__What is asked__:
Pictures in the data below are not part of the copy; transcribe everything else exactly.
>> Begin Provided data
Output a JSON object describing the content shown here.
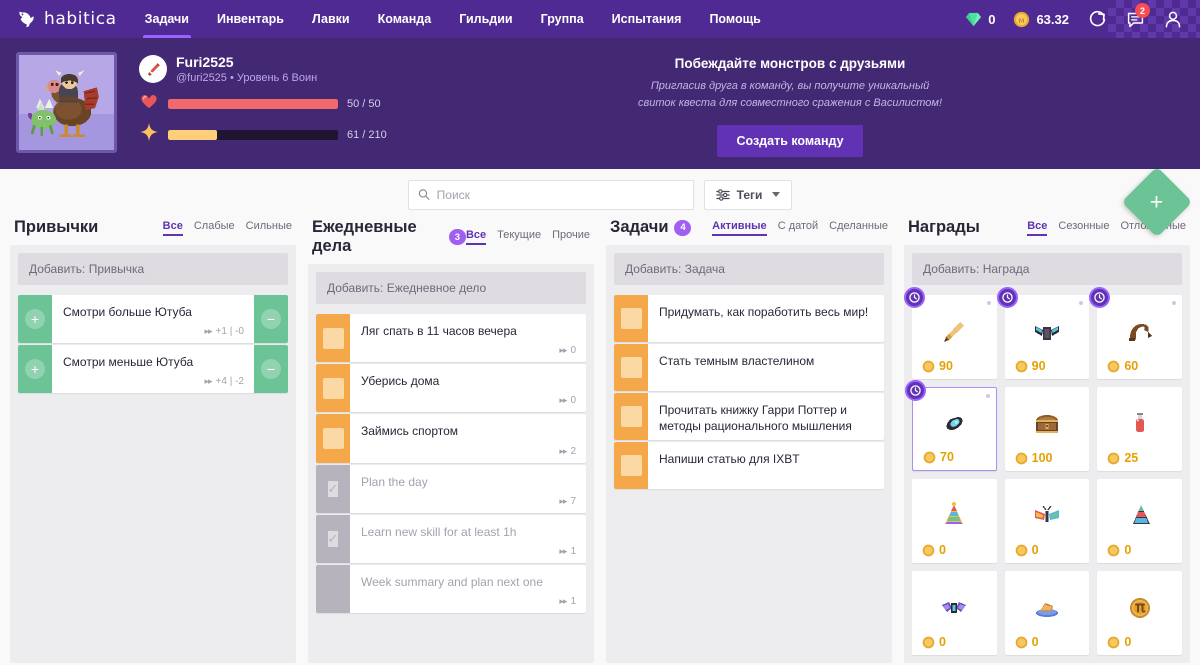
{
  "nav": {
    "brand": "habitica",
    "brand_icon": "gryphon-logo-icon",
    "items": [
      {
        "label": "Задачи",
        "active": true
      },
      {
        "label": "Инвентарь",
        "active": false
      },
      {
        "label": "Лавки",
        "active": false
      },
      {
        "label": "Команда",
        "active": false
      },
      {
        "label": "Гильдии",
        "active": false
      },
      {
        "label": "Группа",
        "active": false
      },
      {
        "label": "Испытания",
        "active": false
      },
      {
        "label": "Помощь",
        "active": false
      }
    ],
    "gems": "0",
    "gold": "63.32",
    "gem_icon": "gem-icon",
    "gold_icon": "gold-coin-icon",
    "sync_icon": "refresh-icon",
    "messages_icon": "messages-icon",
    "messages_badge": "2",
    "avatar_icon": "user-avatar-icon"
  },
  "profile": {
    "avatar_name": "avatar-display",
    "class_icon": "warrior-sword-icon",
    "display_name": "Furi2525",
    "subtitle": "@furi2525 • Уровень 6 Воин",
    "health": {
      "icon": "heart-icon",
      "label": "50 / 50",
      "value": 50,
      "max": 50,
      "color": "#f2696c"
    },
    "experience": {
      "icon": "star-icon",
      "label": "61 / 210",
      "value": 61,
      "max": 210,
      "color": "#ffbe5d"
    }
  },
  "promo": {
    "title": "Побеждайте монстров с друзьями",
    "line1": "Пригласив друга в команду, вы получите уникальный",
    "line2": "свиток квеста для совместного сражения с Василистом!",
    "button": "Создать команду"
  },
  "fab": {
    "icon": "plus-icon",
    "label": "+"
  },
  "search": {
    "icon": "search-icon",
    "placeholder": "Поиск",
    "value": "",
    "tags_label": "Теги",
    "tags_icon": "filter-sliders-icon",
    "caret_icon": "chevron-down-icon"
  },
  "columns": {
    "habits": {
      "title": "Привычки",
      "count": null,
      "filters": [
        {
          "label": "Все",
          "active": true
        },
        {
          "label": "Слабые",
          "active": false
        },
        {
          "label": "Сильные",
          "active": false
        }
      ],
      "add_placeholder": "Добавить: Привычка",
      "tasks": [
        {
          "title": "Смотри больше Ютуба",
          "meta": "+1 | -0",
          "plus": "+",
          "minus": "−"
        },
        {
          "title": "Смотри меньше Ютуба",
          "meta": "+4 | -2",
          "plus": "+",
          "minus": "−"
        }
      ]
    },
    "dailies": {
      "title": "Ежедневные дела",
      "count": "3",
      "filters": [
        {
          "label": "Все",
          "active": true
        },
        {
          "label": "Текущие",
          "active": false
        },
        {
          "label": "Прочие",
          "active": false
        }
      ],
      "add_placeholder": "Добавить: Ежедневное дело",
      "tasks": [
        {
          "title": "Ляг спать в 11 часов вечера",
          "meta": "0",
          "state": "active"
        },
        {
          "title": "Уберись дома",
          "meta": "0",
          "state": "active"
        },
        {
          "title": "Займись спортом",
          "meta": "2",
          "state": "active"
        },
        {
          "title": "Plan the day",
          "meta": "7",
          "state": "done"
        },
        {
          "title": "Learn new skill for at least 1h",
          "meta": "1",
          "state": "done"
        },
        {
          "title": "Week summary and plan next one",
          "meta": "1",
          "state": "grey"
        }
      ]
    },
    "todos": {
      "title": "Задачи",
      "count": "4",
      "filters": [
        {
          "label": "Активные",
          "active": true
        },
        {
          "label": "С датой",
          "active": false
        },
        {
          "label": "Сделанные",
          "active": false
        }
      ],
      "add_placeholder": "Добавить: Задача",
      "tasks": [
        {
          "title": "Придумать, как поработить весь мир!"
        },
        {
          "title": "Стать темным властелином"
        },
        {
          "title": "Прочитать книжку Гарри Поттер и методы рационального мышления"
        },
        {
          "title": "Напиши статью для IXBT"
        }
      ]
    },
    "rewards": {
      "title": "Награды",
      "count": null,
      "filters": [
        {
          "label": "Все",
          "active": true
        },
        {
          "label": "Сезонные",
          "active": false
        },
        {
          "label": "Отложенные",
          "active": false
        }
      ],
      "add_placeholder": "Добавить: Награда",
      "items": [
        {
          "icon": "sword-weapon-icon",
          "price": "90",
          "locked": true,
          "selected": false
        },
        {
          "icon": "armor-wings-icon",
          "price": "90",
          "locked": true,
          "selected": false
        },
        {
          "icon": "helmet-hat-icon",
          "price": "60",
          "locked": true,
          "selected": false
        },
        {
          "icon": "shield-icon",
          "price": "70",
          "locked": true,
          "selected": true
        },
        {
          "icon": "treasure-chest-icon",
          "price": "100",
          "locked": false,
          "selected": false
        },
        {
          "icon": "health-potion-icon",
          "price": "25",
          "locked": false,
          "selected": false
        },
        {
          "icon": "party-hat-icon",
          "price": "0",
          "locked": false,
          "selected": false
        },
        {
          "icon": "butterfly-icon",
          "price": "0",
          "locked": false,
          "selected": false
        },
        {
          "icon": "cone-hat-icon",
          "price": "0",
          "locked": false,
          "selected": false
        },
        {
          "icon": "crystal-icon",
          "price": "0",
          "locked": false,
          "selected": false
        },
        {
          "icon": "pie-slice-icon",
          "price": "0",
          "locked": false,
          "selected": false
        },
        {
          "icon": "pi-coin-icon",
          "price": "0",
          "locked": false,
          "selected": false
        }
      ]
    }
  }
}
>> End Provided data
__Task solution__:
Output a JSON object describing the content shown here.
{
  "nav": {
    "brand": "habitica",
    "brand_icon": "gryphon-logo-icon",
    "items": [
      {
        "label": "Задачи",
        "active": true
      },
      {
        "label": "Инвентарь",
        "active": false
      },
      {
        "label": "Лавки",
        "active": false
      },
      {
        "label": "Команда",
        "active": false
      },
      {
        "label": "Гильдии",
        "active": false
      },
      {
        "label": "Группа",
        "active": false
      },
      {
        "label": "Испытания",
        "active": false
      },
      {
        "label": "Помощь",
        "active": false
      }
    ],
    "gems": "0",
    "gold": "63.32",
    "gem_icon": "gem-icon",
    "gold_icon": "gold-coin-icon",
    "sync_icon": "refresh-icon",
    "messages_icon": "messages-icon",
    "messages_badge": "2",
    "avatar_icon": "user-avatar-icon"
  },
  "profile": {
    "avatar_name": "avatar-display",
    "class_icon": "warrior-sword-icon",
    "display_name": "Furi2525",
    "subtitle": "@furi2525 • Уровень 6 Воин",
    "health": {
      "icon": "heart-icon",
      "label": "50 / 50",
      "value": 50,
      "max": 50,
      "color": "#f2696c"
    },
    "experience": {
      "icon": "star-icon",
      "label": "61 / 210",
      "value": 61,
      "max": 210,
      "color": "#ffbe5d"
    }
  },
  "promo": {
    "title": "Побеждайте монстров с друзьями",
    "line1": "Пригласив друга в команду, вы получите уникальный",
    "line2": "свиток квеста для совместного сражения с Василистом!",
    "button": "Создать команду"
  },
  "fab": {
    "icon": "plus-icon",
    "label": "+"
  },
  "search": {
    "icon": "search-icon",
    "placeholder": "Поиск",
    "value": "",
    "tags_label": "Теги",
    "tags_icon": "filter-sliders-icon",
    "caret_icon": "chevron-down-icon"
  },
  "columns": {
    "habits": {
      "title": "Привычки",
      "count": null,
      "filters": [
        {
          "label": "Все",
          "active": true
        },
        {
          "label": "Слабые",
          "active": false
        },
        {
          "label": "Сильные",
          "active": false
        }
      ],
      "add_placeholder": "Добавить: Привычка",
      "tasks": [
        {
          "title": "Смотри больше Ютуба",
          "meta": "+1 | -0",
          "plus": "+",
          "minus": "−"
        },
        {
          "title": "Смотри меньше Ютуба",
          "meta": "+4 | -2",
          "plus": "+",
          "minus": "−"
        }
      ]
    },
    "dailies": {
      "title": "Ежедневные дела",
      "count": "3",
      "filters": [
        {
          "label": "Все",
          "active": true
        },
        {
          "label": "Текущие",
          "active": false
        },
        {
          "label": "Прочие",
          "active": false
        }
      ],
      "add_placeholder": "Добавить: Ежедневное дело",
      "tasks": [
        {
          "title": "Ляг спать в 11 часов вечера",
          "meta": "0",
          "state": "active"
        },
        {
          "title": "Уберись дома",
          "meta": "0",
          "state": "active"
        },
        {
          "title": "Займись спортом",
          "meta": "2",
          "state": "active"
        },
        {
          "title": "Plan the day",
          "meta": "7",
          "state": "done"
        },
        {
          "title": "Learn new skill for at least 1h",
          "meta": "1",
          "state": "done"
        },
        {
          "title": "Week summary and plan next one",
          "meta": "1",
          "state": "grey"
        }
      ]
    },
    "todos": {
      "title": "Задачи",
      "count": "4",
      "filters": [
        {
          "label": "Активные",
          "active": true
        },
        {
          "label": "С датой",
          "active": false
        },
        {
          "label": "Сделанные",
          "active": false
        }
      ],
      "add_placeholder": "Добавить: Задача",
      "tasks": [
        {
          "title": "Придумать, как поработить весь мир!"
        },
        {
          "title": "Стать темным властелином"
        },
        {
          "title": "Прочитать книжку Гарри Поттер и методы рационального мышления"
        },
        {
          "title": "Напиши статью для IXBT"
        }
      ]
    },
    "rewards": {
      "title": "Награды",
      "count": null,
      "filters": [
        {
          "label": "Все",
          "active": true
        },
        {
          "label": "Сезонные",
          "active": false
        },
        {
          "label": "Отложенные",
          "active": false
        }
      ],
      "add_placeholder": "Добавить: Награда",
      "items": [
        {
          "icon": "sword-weapon-icon",
          "price": "90",
          "locked": true,
          "selected": false
        },
        {
          "icon": "armor-wings-icon",
          "price": "90",
          "locked": true,
          "selected": false
        },
        {
          "icon": "helmet-hat-icon",
          "price": "60",
          "locked": true,
          "selected": false
        },
        {
          "icon": "shield-icon",
          "price": "70",
          "locked": true,
          "selected": true
        },
        {
          "icon": "treasure-chest-icon",
          "price": "100",
          "locked": false,
          "selected": false
        },
        {
          "icon": "health-potion-icon",
          "price": "25",
          "locked": false,
          "selected": false
        },
        {
          "icon": "party-hat-icon",
          "price": "0",
          "locked": false,
          "selected": false
        },
        {
          "icon": "butterfly-icon",
          "price": "0",
          "locked": false,
          "selected": false
        },
        {
          "icon": "cone-hat-icon",
          "price": "0",
          "locked": false,
          "selected": false
        },
        {
          "icon": "crystal-icon",
          "price": "0",
          "locked": false,
          "selected": false
        },
        {
          "icon": "pie-slice-icon",
          "price": "0",
          "locked": false,
          "selected": false
        },
        {
          "icon": "pi-coin-icon",
          "price": "0",
          "locked": false,
          "selected": false
        }
      ]
    }
  }
}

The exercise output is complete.